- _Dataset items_

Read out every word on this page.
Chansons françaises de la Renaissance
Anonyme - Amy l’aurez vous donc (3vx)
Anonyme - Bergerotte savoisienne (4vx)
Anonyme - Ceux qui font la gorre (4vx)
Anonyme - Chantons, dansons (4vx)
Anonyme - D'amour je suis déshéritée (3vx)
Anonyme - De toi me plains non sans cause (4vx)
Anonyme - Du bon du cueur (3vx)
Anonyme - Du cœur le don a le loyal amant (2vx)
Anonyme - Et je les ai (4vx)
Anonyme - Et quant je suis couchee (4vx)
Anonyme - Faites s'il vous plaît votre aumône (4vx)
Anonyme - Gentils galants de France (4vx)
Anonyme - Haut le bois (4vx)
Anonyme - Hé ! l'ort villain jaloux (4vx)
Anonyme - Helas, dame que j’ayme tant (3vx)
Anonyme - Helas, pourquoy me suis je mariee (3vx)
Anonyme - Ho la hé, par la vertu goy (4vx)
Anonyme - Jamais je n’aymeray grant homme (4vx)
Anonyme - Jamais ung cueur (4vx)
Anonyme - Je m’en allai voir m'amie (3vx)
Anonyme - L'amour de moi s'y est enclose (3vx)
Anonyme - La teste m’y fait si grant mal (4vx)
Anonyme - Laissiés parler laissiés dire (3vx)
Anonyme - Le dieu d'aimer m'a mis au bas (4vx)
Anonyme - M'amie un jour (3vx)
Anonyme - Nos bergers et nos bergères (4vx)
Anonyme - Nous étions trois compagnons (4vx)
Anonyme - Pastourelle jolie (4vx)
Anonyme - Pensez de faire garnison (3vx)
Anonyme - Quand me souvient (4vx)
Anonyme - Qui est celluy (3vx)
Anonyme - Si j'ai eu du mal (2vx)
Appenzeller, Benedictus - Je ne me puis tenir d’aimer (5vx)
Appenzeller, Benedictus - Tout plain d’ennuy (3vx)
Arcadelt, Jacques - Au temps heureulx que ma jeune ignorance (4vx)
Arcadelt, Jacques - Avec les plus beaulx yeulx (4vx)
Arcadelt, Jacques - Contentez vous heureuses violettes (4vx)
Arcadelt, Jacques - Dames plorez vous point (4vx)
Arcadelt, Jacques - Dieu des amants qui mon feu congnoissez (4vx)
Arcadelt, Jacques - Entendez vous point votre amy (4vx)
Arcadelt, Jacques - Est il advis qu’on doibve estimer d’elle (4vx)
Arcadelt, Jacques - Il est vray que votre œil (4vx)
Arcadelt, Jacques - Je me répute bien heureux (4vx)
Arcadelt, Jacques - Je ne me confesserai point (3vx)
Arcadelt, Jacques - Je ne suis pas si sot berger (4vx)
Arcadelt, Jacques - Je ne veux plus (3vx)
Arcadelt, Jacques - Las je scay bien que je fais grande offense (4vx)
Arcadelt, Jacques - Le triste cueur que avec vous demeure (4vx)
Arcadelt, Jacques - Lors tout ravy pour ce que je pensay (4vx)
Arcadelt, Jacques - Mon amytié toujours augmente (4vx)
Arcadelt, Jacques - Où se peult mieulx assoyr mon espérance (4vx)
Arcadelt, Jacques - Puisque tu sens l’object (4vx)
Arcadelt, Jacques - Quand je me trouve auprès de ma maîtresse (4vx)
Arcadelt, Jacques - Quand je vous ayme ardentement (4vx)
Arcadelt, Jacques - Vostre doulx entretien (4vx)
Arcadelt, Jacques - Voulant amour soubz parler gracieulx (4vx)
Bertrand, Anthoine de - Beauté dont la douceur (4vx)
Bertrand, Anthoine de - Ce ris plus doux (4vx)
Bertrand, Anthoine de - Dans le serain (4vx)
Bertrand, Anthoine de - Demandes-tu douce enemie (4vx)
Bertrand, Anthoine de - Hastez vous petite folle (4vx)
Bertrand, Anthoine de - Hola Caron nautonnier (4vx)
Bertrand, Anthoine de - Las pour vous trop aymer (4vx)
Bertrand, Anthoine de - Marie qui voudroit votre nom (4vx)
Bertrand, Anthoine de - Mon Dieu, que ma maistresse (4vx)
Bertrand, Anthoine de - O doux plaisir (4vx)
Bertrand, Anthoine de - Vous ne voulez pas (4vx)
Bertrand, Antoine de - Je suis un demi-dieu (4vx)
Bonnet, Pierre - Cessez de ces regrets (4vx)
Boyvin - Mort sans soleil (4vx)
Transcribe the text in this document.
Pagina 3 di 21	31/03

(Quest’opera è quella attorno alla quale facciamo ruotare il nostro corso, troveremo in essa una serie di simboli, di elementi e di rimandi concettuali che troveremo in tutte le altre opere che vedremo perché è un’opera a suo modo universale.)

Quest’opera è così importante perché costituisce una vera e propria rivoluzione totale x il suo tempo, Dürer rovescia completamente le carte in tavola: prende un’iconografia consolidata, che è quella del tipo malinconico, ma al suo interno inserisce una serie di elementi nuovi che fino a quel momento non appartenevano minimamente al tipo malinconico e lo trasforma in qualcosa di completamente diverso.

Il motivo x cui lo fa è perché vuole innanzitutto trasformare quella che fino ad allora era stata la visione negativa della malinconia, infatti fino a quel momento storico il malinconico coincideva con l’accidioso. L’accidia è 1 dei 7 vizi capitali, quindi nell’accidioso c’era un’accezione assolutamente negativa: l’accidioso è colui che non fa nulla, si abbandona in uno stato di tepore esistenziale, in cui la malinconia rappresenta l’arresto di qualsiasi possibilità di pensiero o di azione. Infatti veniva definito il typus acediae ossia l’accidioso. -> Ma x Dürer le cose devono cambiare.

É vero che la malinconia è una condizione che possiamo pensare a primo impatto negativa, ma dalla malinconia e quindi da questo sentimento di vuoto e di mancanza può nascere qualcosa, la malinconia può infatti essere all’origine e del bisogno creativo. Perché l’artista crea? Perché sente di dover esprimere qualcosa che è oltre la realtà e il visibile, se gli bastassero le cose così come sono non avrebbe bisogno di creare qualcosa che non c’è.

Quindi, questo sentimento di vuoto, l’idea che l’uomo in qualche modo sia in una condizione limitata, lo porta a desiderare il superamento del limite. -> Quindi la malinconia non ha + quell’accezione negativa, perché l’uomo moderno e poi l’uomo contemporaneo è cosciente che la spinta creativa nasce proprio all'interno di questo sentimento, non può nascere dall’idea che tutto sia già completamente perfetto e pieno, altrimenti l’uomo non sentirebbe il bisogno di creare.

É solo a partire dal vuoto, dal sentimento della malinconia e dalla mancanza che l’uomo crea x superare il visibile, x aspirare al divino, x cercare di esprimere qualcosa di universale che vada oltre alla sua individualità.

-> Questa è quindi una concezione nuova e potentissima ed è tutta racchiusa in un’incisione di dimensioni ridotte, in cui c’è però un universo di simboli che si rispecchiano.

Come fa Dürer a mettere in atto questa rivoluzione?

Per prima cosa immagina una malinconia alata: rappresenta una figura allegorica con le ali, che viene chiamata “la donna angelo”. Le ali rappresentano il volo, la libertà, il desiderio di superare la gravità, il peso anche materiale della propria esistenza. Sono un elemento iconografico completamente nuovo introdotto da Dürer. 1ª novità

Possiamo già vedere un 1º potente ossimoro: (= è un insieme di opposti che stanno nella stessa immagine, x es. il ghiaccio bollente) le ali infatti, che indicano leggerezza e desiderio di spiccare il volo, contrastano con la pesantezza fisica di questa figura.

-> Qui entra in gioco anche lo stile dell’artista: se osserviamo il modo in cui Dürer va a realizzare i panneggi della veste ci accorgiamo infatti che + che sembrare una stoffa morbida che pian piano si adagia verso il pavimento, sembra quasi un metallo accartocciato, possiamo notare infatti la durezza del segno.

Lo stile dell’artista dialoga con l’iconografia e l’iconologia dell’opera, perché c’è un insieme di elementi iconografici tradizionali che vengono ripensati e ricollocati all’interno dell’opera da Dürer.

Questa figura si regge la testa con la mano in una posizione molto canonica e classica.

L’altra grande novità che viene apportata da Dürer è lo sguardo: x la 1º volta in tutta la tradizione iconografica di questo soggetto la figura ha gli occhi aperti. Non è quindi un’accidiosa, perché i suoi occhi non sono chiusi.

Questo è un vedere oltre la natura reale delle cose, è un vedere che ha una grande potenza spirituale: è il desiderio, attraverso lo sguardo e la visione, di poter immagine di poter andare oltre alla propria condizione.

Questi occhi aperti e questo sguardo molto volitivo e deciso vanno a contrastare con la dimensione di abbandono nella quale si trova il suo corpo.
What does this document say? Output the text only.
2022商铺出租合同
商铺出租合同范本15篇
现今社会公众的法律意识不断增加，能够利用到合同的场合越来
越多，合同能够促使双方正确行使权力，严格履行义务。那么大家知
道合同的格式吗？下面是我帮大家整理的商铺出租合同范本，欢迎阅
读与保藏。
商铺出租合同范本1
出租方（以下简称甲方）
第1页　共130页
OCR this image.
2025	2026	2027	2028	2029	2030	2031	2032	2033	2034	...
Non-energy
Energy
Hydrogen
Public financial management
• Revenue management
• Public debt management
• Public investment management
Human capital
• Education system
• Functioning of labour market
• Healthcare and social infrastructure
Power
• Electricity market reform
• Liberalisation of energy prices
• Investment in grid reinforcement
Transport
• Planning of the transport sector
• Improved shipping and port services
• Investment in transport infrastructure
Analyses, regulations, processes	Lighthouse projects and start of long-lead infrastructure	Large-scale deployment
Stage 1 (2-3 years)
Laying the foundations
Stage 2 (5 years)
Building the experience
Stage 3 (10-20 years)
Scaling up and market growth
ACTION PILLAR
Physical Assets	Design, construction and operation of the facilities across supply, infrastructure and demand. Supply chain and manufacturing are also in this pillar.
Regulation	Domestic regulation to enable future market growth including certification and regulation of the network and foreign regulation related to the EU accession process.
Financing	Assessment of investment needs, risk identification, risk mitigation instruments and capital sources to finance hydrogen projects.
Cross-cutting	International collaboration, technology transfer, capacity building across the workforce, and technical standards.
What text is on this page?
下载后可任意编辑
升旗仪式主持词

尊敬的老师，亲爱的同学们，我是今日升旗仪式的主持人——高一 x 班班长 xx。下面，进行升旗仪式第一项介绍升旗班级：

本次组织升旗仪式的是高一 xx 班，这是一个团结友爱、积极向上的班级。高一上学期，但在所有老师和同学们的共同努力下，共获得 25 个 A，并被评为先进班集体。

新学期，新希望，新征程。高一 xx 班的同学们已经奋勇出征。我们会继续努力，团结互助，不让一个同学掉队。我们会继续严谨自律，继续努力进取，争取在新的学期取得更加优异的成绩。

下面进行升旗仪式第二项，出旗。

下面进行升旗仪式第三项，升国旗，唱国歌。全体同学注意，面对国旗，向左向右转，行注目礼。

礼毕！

- _Given exercise_
How many of these lines contain "anche"? Write only the number.

- _Output for this exercise_
2